**TEXT BLOCK**.
-- START --

Saša Papac

Personal information
- Date of birth: 7 February 1980 (age 46)
- Place of birth: Mostar, SFR Yugoslavia
- Height: 1.85 m (6 ft 1 in)
- Position: Left-back

Team information
- Current team: Bosnia and Herzegovina (scout)

Senior career*
- Years: Team / Apps / (Gls)
- 2000–2001: Široki Brijeg / 14 / (1)
- 2001–2004: Kärnten / 95 / (3)
- 2004–2006: Austria Wien / 58 / (2)
- 2006–2012: Rangers / 161 / (6)
- Total:  / 328 / (12)

International career
- 2000–2001: Bosnia and Herzegovina U21 / 7 / (0)
- 2001–2012: Bosnia and Herzegovina / 39 / (0)

= Saša Papac =

Bosnian footballer (born 1980)

Saša Papac (born 7 February 1980) is a Bosnian former professional footballer, who played as a left-back. He was capped 39 times for the Bosnia and Herzegovina national team.

==Club career==
===Early career===
Papac started his career with Široki Brijeg in the Bosnian Premier League in 2000. He made fourteen league appearances, scoring once for the club.

He then moved to Austria with Kärnten a year later. Papac spent three years with Kärnten, making 100 appearances and scoring on three occasions. When Kärnten were relegated from the Austrian Bundesliga in 2004 he joined Austria Wien. While in Vienna he made 76 appearances (with three goals) and won the league in 2006. He was also part of the side which won successive Austrian Cups in 2005 and 2006.

===Rangers===
He signed for Rangers on 31 August 2006 for a fee of £450,000. He became Rangers' third signing from Austria Vienna in the 2006 summer transfer window, after Libor Sionko and Filip Šebo. Papac made his debut for Rangers on 17 September 2006, coming on as a half time substitute for Steven Smith in a Scottish Premier League game against Hibernian. The side went on to lose the match 2–1.

-- END --

**TO DO**.
Answer these questions from the text about Saša Papac:
(a) Where was he born?
(b) Which club did he join after Kärnten were relegated from the Austrian Bundesliga in 2004?
(c) What fee did Rangers pay to sign him?

**PROVIDED MATERIAL**.
-- START --

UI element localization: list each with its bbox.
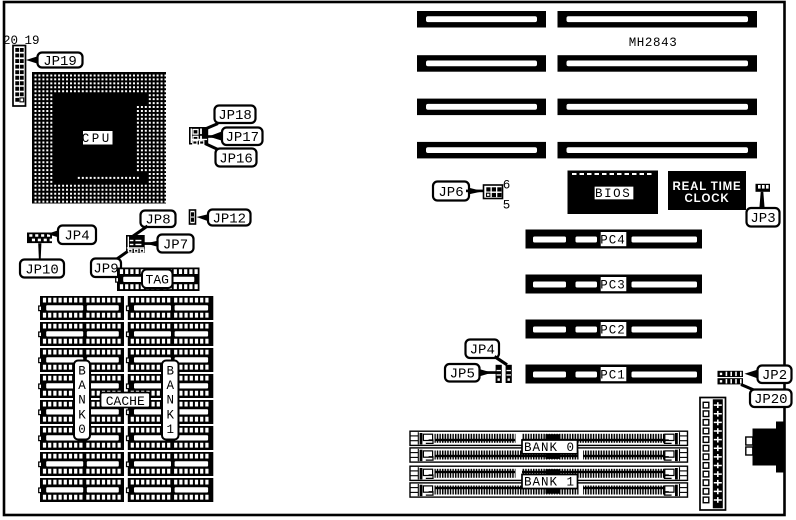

-- END --
-- START --

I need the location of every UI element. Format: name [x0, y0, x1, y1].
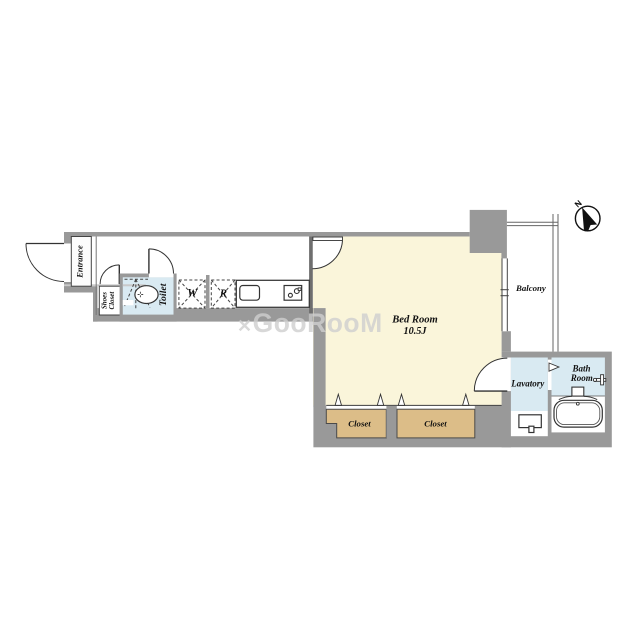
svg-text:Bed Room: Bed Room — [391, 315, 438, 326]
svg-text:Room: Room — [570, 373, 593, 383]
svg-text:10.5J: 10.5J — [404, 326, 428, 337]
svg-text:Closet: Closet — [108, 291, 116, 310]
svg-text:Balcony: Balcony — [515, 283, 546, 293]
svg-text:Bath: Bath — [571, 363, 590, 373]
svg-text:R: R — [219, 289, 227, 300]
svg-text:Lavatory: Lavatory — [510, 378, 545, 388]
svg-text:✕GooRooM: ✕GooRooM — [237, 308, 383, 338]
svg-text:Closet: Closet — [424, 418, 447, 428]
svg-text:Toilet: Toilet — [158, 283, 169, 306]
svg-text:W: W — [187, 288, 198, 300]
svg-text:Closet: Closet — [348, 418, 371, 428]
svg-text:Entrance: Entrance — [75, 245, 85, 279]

-- END --

**RESPONSE TO THIS TASK**.
(a) Mostar, SFR Yugoslavia
(b) Austria Wien
(c) £450,000